▶ [TASK DESCRIPTION] Extract the lines that carry the string "Participant" from the listing.

Data entries:
*****
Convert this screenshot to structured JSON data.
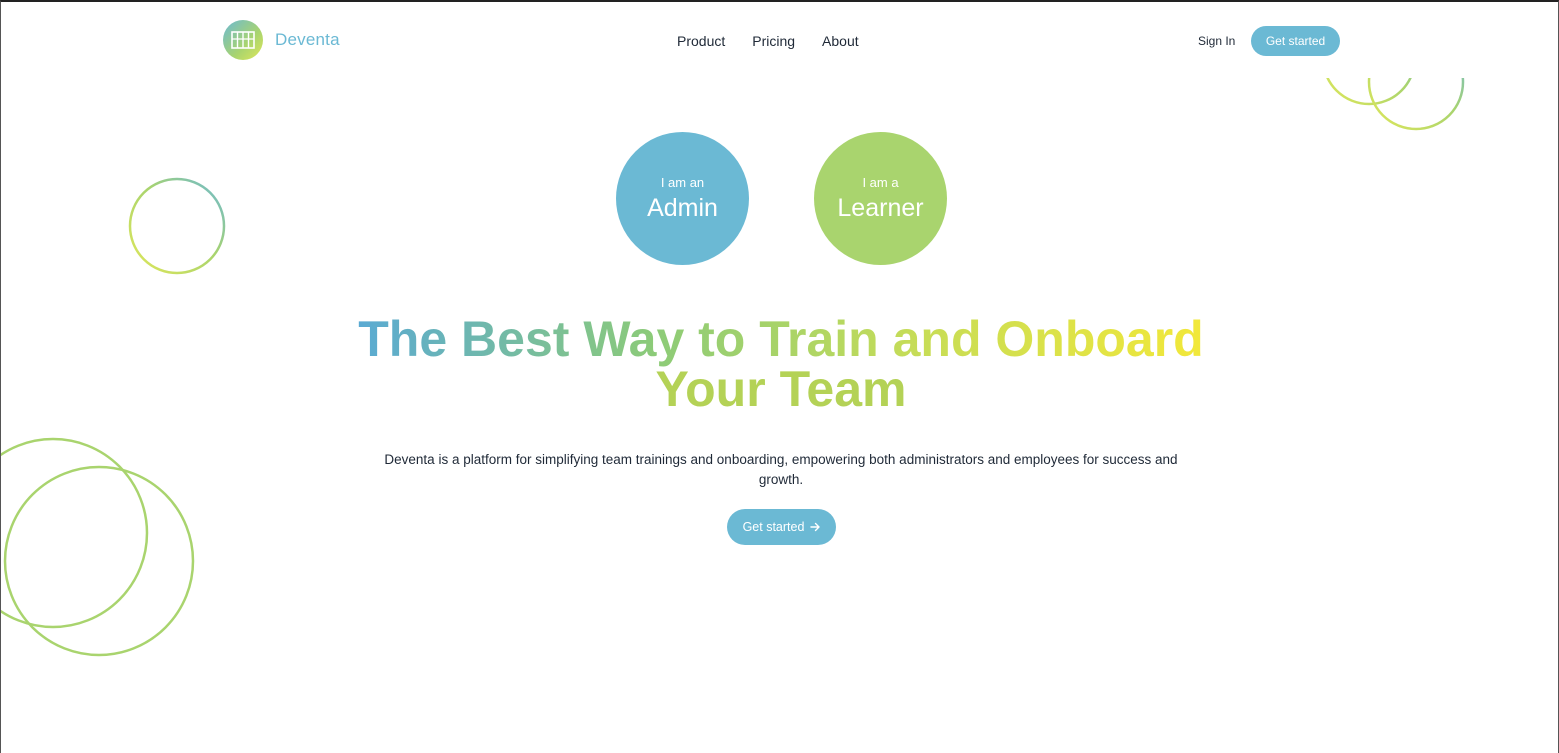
{
  "brand": {
    "name": "Deventa"
  },
  "nav": {
    "items": [
      "Product",
      "Pricing",
      "About"
    ]
  },
  "header": {
    "sign_in": "Sign In",
    "cta": "Get started"
  },
  "roles": {
    "admin": {
      "small": "I am an",
      "big": "Admin"
    },
    "learner": {
      "small": "I am a",
      "big": "Learner"
    }
  },
  "hero": {
    "title_line1": "The Best Way to Train and Onboard",
    "title_line2": "Your Team",
    "subtitle": "Deventa is a platform for simplifying team trainings and onboarding, empowering both administrators and employees for success and growth.",
    "cta": "Get started",
    "cta_icon": "arrow-right-icon"
  },
  "colors": {
    "blue": "#6bb9d4",
    "green": "#a9d46e",
    "yellow": "#f2e83a"
  }
}
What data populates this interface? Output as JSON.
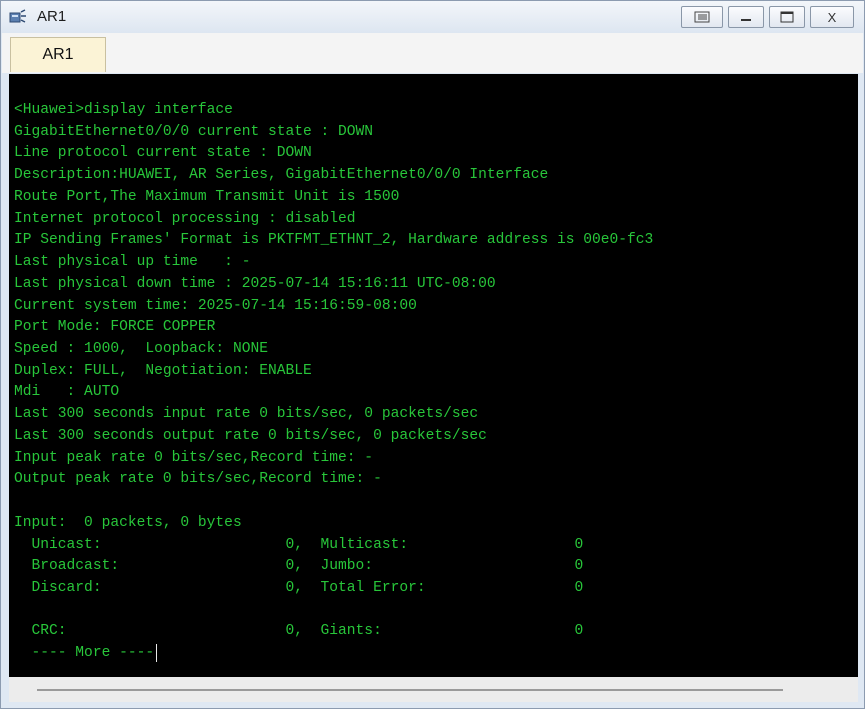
{
  "window": {
    "title": "AR1"
  },
  "controls": {
    "restore": "▭",
    "minimize": "—",
    "maximize": "☐",
    "close": "X"
  },
  "tabs": [
    {
      "label": "AR1"
    }
  ],
  "terminal": {
    "lines": [
      "<Huawei>display interface",
      "GigabitEthernet0/0/0 current state : DOWN",
      "Line protocol current state : DOWN",
      "Description:HUAWEI, AR Series, GigabitEthernet0/0/0 Interface",
      "Route Port,The Maximum Transmit Unit is 1500",
      "Internet protocol processing : disabled",
      "IP Sending Frames' Format is PKTFMT_ETHNT_2, Hardware address is 00e0-fc3",
      "Last physical up time   : -",
      "Last physical down time : 2025-07-14 15:16:11 UTC-08:00",
      "Current system time: 2025-07-14 15:16:59-08:00",
      "Port Mode: FORCE COPPER",
      "Speed : 1000,  Loopback: NONE",
      "Duplex: FULL,  Negotiation: ENABLE",
      "Mdi   : AUTO",
      "Last 300 seconds input rate 0 bits/sec, 0 packets/sec",
      "Last 300 seconds output rate 0 bits/sec, 0 packets/sec",
      "Input peak rate 0 bits/sec,Record time: -",
      "Output peak rate 0 bits/sec,Record time: -",
      "",
      "Input:  0 packets, 0 bytes",
      "  Unicast:                     0,  Multicast:                   0",
      "  Broadcast:                   0,  Jumbo:                       0",
      "  Discard:                     0,  Total Error:                 0",
      "",
      "  CRC:                         0,  Giants:                      0",
      "  ---- More ----"
    ]
  }
}
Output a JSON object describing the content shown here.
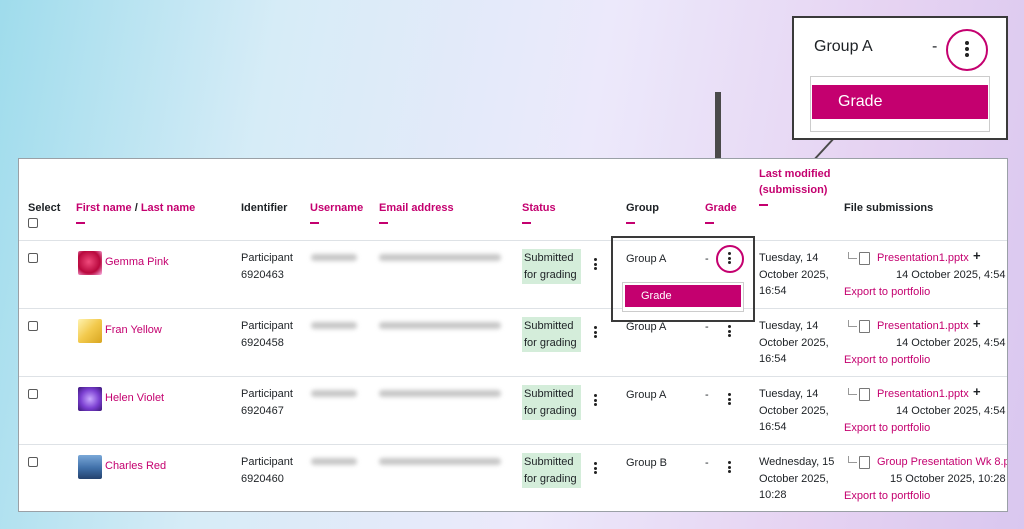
{
  "headers": {
    "select": "Select",
    "first_name": "First name",
    "name_sep": " / ",
    "last_name": "Last name",
    "identifier": "Identifier",
    "username": "Username",
    "email": "Email address",
    "status": "Status",
    "group": "Group",
    "grade": "Grade",
    "last_modified": "Last modified (submission)",
    "file_submissions": "File submissions"
  },
  "rows": [
    {
      "name": "Gemma Pink",
      "identifier": "Participant 6920463",
      "status": "Submitted for grading",
      "group": "Group A",
      "grade": "-",
      "modified": "Tuesday, 14 October 2025, 16:54",
      "file": "Presentation1.pptx",
      "file_date": "14 October 2025, 4:54",
      "export": "Export to portfolio"
    },
    {
      "name": "Fran Yellow",
      "identifier": "Participant 6920458",
      "status": "Submitted for grading",
      "group": "Group A",
      "grade": "-",
      "modified": "Tuesday, 14 October 2025, 16:54",
      "file": "Presentation1.pptx",
      "file_date": "14 October 2025, 4:54",
      "export": "Export to portfolio"
    },
    {
      "name": "Helen Violet",
      "identifier": "Participant 6920467",
      "status": "Submitted for grading",
      "group": "Group A",
      "grade": "-",
      "modified": "Tuesday, 14 October 2025, 16:54",
      "file": "Presentation1.pptx",
      "file_date": "14 October 2025, 4:54",
      "export": "Export to portfolio"
    },
    {
      "name": "Charles Red",
      "identifier": "Participant 6920460",
      "status": "Submitted for grading",
      "group": "Group B",
      "grade": "-",
      "modified": "Wednesday, 15 October 2025, 10:28",
      "file": "Group Presentation Wk 8.p",
      "file_date": "15 October 2025, 10:28 ,",
      "export": "Export to portfolio"
    }
  ],
  "grade_menu": {
    "item": "Grade"
  },
  "zoom": {
    "group": "Group A",
    "grade": "-",
    "menu_item": "Grade"
  },
  "colors": {
    "accent": "#c4006f",
    "status_bg": "#d4edda"
  }
}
*****
▶ [FINISHED TASK]
      "identifier": "Participant 6920463",
      "identifier": "Participant 6920458",
      "identifier": "Participant 6920467",
      "identifier": "Participant 6920460",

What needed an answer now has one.